Your task => Type out the material below exactly.
● ● ● ● ●
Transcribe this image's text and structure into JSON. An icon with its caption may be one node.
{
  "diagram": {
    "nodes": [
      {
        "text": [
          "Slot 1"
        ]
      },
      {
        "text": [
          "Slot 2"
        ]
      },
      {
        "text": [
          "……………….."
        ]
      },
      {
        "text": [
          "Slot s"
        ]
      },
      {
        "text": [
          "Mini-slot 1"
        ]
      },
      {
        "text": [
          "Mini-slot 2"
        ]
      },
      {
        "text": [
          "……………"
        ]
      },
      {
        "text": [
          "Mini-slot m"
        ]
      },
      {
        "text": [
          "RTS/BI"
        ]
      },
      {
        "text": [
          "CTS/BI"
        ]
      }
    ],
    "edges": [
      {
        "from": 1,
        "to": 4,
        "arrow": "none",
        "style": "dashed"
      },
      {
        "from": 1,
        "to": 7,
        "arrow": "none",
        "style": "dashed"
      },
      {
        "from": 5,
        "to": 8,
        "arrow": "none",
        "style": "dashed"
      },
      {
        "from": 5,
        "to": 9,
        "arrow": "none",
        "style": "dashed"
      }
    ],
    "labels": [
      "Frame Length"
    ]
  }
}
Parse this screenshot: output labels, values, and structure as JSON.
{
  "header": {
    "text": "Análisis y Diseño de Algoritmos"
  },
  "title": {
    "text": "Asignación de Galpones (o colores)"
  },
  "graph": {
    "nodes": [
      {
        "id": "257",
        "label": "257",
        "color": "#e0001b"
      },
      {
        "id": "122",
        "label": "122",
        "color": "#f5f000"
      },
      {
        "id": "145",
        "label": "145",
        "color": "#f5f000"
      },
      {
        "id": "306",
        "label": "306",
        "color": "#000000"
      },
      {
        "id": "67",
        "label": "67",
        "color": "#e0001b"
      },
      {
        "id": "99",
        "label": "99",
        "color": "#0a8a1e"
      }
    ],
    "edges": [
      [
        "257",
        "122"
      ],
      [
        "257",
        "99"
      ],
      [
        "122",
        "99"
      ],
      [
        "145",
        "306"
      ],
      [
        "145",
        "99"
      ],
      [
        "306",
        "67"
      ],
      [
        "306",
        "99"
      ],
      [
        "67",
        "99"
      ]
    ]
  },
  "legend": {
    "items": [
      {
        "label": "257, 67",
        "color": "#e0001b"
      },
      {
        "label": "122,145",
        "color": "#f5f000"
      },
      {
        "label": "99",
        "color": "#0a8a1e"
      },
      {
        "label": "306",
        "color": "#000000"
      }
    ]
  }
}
● ● ● ● ●
The response =>
Transcribe this image's text and structure into JSON. An icon with its caption may be one node.
{
  "diagram": {
    "nodes": [
      {
        "text": [
          "Slot 1"
        ]
      },
      {
        "text": [
          "Slot 2"
        ]
      },
      {
        "text": [
          "……………….."
        ]
      },
      {
        "text": [
          "Slot s"
        ]
      },
      {
        "text": [
          "Mini-slot 1"
        ]
      },
      {
        "text": [
          "Mini-slot 2"
        ]
      },
      {
        "text": [
          "……………"
        ]
      },
      {
        "text": [
          "Mini-slot m"
        ]
      },
      {
        "text": [
          "RTS/BI"
        ]
      },
      {
        "text": [
          "CTS/BI"
        ]
      }
    ],
    "edges": [
      {
        "from": 1,
        "to": 4,
        "arrow": "none",
        "style": "dashed"
      },
      {
        "from": 1,
        "to": 7,
        "arrow": "none",
        "style": "dashed"
      },
      {
        "from": 5,
        "to": 8,
        "arrow": "none",
        "style": "dashed"
      },
      {
        "from": 5,
        "to": 9,
        "arrow": "none",
        "style": "dashed"
      }
    ],
    "labels": [
      "Frame Length"
    ]
  }
}
Parse this screenshot: output labels, values, and structure as JSON.
{
  "header": {
    "text": "Análisis y Diseño de Algoritmos"
  },
  "title": {
    "text": "Asignación de Galpones (o colores)"
  },
  "graph": {
    "nodes": [
      {
        "id": "257",
        "label": "257",
        "color": "#e0001b"
      },
      {
        "id": "122",
        "label": "122",
        "color": "#f5f000"
      },
      {
        "id": "145",
        "label": "145",
        "color": "#f5f000"
      },
      {
        "id": "306",
        "label": "306",
        "color": "#000000"
      },
      {
        "id": "67",
        "label": "67",
        "color": "#e0001b"
      },
      {
        "id": "99",
        "label": "99",
        "color": "#0a8a1e"
      }
    ],
    "edges": [
      [
        "257",
        "122"
      ],
      [
        "257",
        "99"
      ],
      [
        "122",
        "99"
      ],
      [
        "145",
        "306"
      ],
      [
        "145",
        "99"
      ],
      [
        "306",
        "67"
      ],
      [
        "306",
        "99"
      ],
      [
        "67",
        "99"
      ]
    ]
  },
  "legend": {
    "items": [
      {
        "label": "257, 67",
        "color": "#e0001b"
      },
      {
        "label": "122,145",
        "color": "#f5f000"
      },
      {
        "label": "99",
        "color": "#0a8a1e"
      },
      {
        "label": "306",
        "color": "#000000"
      }
    ]
  }
}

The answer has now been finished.